*EXERCISES*
1 - Summarize the article on the Windsor bridge protest in two sentences.
2 - Write out word for word the part of the article on the Windsor bridge protest running from "So while aspects" down to "homes, he said.".

*TEXT SEGMENT*
....

Largely civil and without violence, a demonstration in Windsor, Ontario was finally cleared by police Sunday after blocking one of North America’s busiest cross-border trade arteries for more than five days.
But while the standoff is over and the Ambassador Bridge has reopened, deep issues remain.
Many of the protesters hold views that are uncompromising, including a hardened mistrust of media and of the doctors and scientists responsible for giving advice about COVID-19. They often mentioned their love of country, even as their upside-down Canadian flags billowed in the frigid breeze. Fury with Prime Minister Justin Trudeau was expressed in profanity-strewn banners, but dealings with reporters, police, and residents were largely polite.
So while aspects of the bridge protest — and in particular its quiet end — reflected Canada, the divisions it exposed are similar to those emerging elsewhere. Confusion, anger and exasperation after more than two years of the pandemic drew support from like-minded groups in the U.S. and parts of Europe amid chafing at what they see as governmental overreach, economic fears and a deeply emotional desire to return to something like normal.
As elsewhere, Canada’s protesters were opposed to vaccine mandates, but some had other reasons for being there, including concerns about inequality. The consequences of pandemic-related decisions in Ottawa are being borne by the working class, said Jerome Beal, a self-employed construction worker. Food, housing and energy costs are soaring and people are losing their homes, he said.
“They’re making it impossible for the middle-class people to be middle class,” Beal said. “There’s either going to be the yays or the nays. And that’s a shame because what that does is systematically divide us.”
A number of protesters said they had lost jobs or been put on leave because they refused to get vaccinated. One pair who declined to give their full names said it’s either get jabbed or go broke.
“Think about that: lose your job, that you might have worked 10, 20 years for, and because you won’t get this experimental jab, your family’s going to suffer,” said retired toolmaker Rick Armstrong. He criticized the media, saying he turned off the news two years ago and now gets his information from people in the “real world.”

....

Collected data
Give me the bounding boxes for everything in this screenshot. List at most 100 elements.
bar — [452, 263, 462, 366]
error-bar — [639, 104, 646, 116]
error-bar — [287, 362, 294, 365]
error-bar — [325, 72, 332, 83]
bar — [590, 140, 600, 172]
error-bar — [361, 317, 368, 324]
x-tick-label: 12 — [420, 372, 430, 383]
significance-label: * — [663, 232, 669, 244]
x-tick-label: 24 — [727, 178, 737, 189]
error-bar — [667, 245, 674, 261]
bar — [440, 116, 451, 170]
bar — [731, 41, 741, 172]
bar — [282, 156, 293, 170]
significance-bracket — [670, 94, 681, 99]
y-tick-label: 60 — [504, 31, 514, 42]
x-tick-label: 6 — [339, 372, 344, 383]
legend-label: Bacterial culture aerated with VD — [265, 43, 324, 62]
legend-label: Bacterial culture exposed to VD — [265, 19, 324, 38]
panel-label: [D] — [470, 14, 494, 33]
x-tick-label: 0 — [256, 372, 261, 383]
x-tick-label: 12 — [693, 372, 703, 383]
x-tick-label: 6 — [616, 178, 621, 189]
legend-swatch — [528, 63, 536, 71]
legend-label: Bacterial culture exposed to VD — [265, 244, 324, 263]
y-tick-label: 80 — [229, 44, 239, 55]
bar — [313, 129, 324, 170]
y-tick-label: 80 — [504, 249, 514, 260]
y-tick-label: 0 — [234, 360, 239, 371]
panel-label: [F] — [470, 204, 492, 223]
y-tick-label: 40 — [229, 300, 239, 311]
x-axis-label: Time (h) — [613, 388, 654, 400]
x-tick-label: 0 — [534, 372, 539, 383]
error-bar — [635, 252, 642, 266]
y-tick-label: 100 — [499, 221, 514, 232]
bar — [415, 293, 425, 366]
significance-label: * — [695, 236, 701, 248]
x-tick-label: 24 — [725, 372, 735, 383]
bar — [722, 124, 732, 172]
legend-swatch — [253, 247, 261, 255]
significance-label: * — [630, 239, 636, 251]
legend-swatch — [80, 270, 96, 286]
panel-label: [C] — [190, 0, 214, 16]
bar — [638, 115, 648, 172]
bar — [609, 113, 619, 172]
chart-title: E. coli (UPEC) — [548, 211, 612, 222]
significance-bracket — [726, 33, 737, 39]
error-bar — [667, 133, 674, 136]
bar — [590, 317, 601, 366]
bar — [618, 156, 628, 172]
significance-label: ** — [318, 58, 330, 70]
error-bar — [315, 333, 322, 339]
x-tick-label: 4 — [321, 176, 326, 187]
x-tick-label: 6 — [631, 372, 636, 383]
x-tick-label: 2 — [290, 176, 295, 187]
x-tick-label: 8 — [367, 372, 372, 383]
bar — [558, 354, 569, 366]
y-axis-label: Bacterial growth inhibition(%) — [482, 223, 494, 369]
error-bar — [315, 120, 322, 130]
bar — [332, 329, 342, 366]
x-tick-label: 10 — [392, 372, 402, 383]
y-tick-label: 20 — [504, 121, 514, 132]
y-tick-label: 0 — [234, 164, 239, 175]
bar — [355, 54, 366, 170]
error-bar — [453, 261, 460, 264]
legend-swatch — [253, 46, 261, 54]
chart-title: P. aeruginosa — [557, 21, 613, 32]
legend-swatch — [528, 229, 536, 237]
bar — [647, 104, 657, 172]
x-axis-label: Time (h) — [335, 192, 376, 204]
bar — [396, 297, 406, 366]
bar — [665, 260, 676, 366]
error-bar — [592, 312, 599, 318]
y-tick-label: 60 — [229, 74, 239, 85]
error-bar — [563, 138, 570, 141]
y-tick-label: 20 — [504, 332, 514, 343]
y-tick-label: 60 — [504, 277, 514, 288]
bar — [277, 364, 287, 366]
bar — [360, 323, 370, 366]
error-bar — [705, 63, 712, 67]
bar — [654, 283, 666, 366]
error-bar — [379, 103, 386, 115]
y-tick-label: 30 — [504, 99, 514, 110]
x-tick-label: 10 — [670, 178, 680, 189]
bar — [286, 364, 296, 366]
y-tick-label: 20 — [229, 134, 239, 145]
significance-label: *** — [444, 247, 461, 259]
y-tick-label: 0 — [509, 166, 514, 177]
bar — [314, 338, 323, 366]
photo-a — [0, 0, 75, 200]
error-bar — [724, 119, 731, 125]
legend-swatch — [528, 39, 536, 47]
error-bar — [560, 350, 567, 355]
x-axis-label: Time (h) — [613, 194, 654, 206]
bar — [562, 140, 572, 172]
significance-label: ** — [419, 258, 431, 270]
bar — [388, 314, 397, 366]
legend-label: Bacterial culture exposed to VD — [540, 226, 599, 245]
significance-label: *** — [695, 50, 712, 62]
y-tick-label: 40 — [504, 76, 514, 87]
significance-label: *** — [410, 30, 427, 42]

....

*ANSWERS FOR THE EXERCISE*
1 - Police cleared a largely peaceful demonstration in Windsor, Ontario on Sunday after it had blocked one of North America's busiest cross-border trade routes for more than five days, and the Ambassador Bridge has reopened, though deep issues remain. Many protesters opposed vaccine mandates and mistrusted the media and COVID-19 experts, while some also pointed to soaring living costs, jobs lost over refusing vaccination, and anger at Prime Minister Justin Trudeau.

2 -
So while aspects of the bridge protest — and in particular its quiet end — reflected Canada, the divisions it exposed are similar to those emerging elsewhere. Confusion, anger and exasperation after more than two years of the pandemic drew support from like-minded groups in the U.S. and parts of Europe amid chafing at what they see as governmental overreach, economic fears and a deeply emotional desire to return to something like normal.
As elsewhere, Canada’s protesters were opposed to vaccine mandates, but some had other reasons for being there, including concerns about inequality. The consequences of pandemic-related decisions in Ottawa are being borne by the working class, said Jerome Beal, a self-employed construction worker. Food, housing and energy costs are soaring and people are losing their homes, he said.